Yeah, I admit I did not dig too much into the callers, as it was obvious
that any negative values were currently being mis-handled, and I knew at
least one caller passed them in (the one in builtin/diff.c).

And in fact I think that is the only problematic caller. Every other
caller either passes the result of run_diff_*(), which always return 0,
or just directly pass zero themselves!

It is only builtin/diff.c that calls its local builtin_diff_blobs(), and
so on, and those may return errors. So one direction is something like:

  - convert those calls to die() more directly; this has the potential
    side effect of producing a better message for the case that started
    this thread by calling usage(builtin_diff_usage) instead of a short
    error

  - drop the now-useless return codes from those functions, along with
    the already-useless ones from run_diff_files(), etc. At this point
    everybody will just be passing a blind "0" to diff_result_code()

  - drop the "status" parameter to diff_result_code()

That would make the code simpler. It does feel a bit like going in the
opposite direction of recent "pass errors up the stack rather than
dying" libification efforts. I think that's OK for the builtin_* helpers
in diff.c, which are just serving the diff porcelain. But things like
run_diff_files(), while pretty big operations, are something we might
call as small part of another operation (like git-describe).

We are not making things worse there, in the sense that their return
codes are currently meaningless. But removing the code entirely feels
like a step in the wrong direction. I dunno. Maybe we should retain
their return codes and have the callers die() if they fail (which would
currently be dead-code, but future-proof us for later cleanups).

# # # #

Objective
According to the diff return-code message, what value do the run_diff_*() functions always return? The listing after this text isn't needed for anything here.

Supplied data

# # # #

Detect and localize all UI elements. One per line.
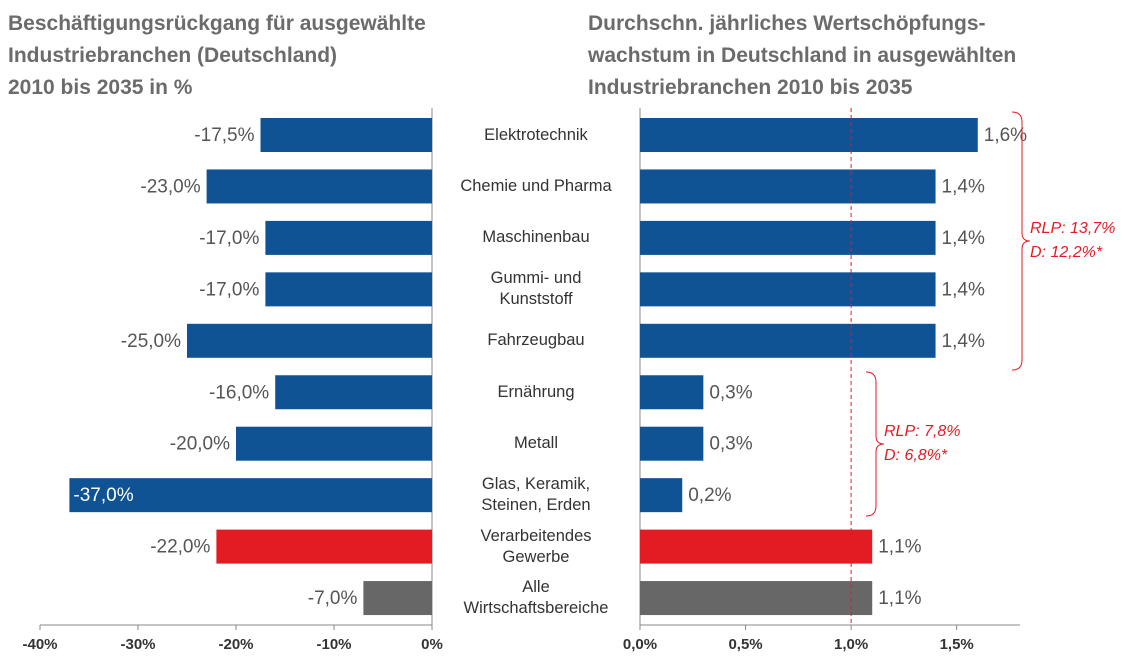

# # # #

Response to the exercise
They always return 0.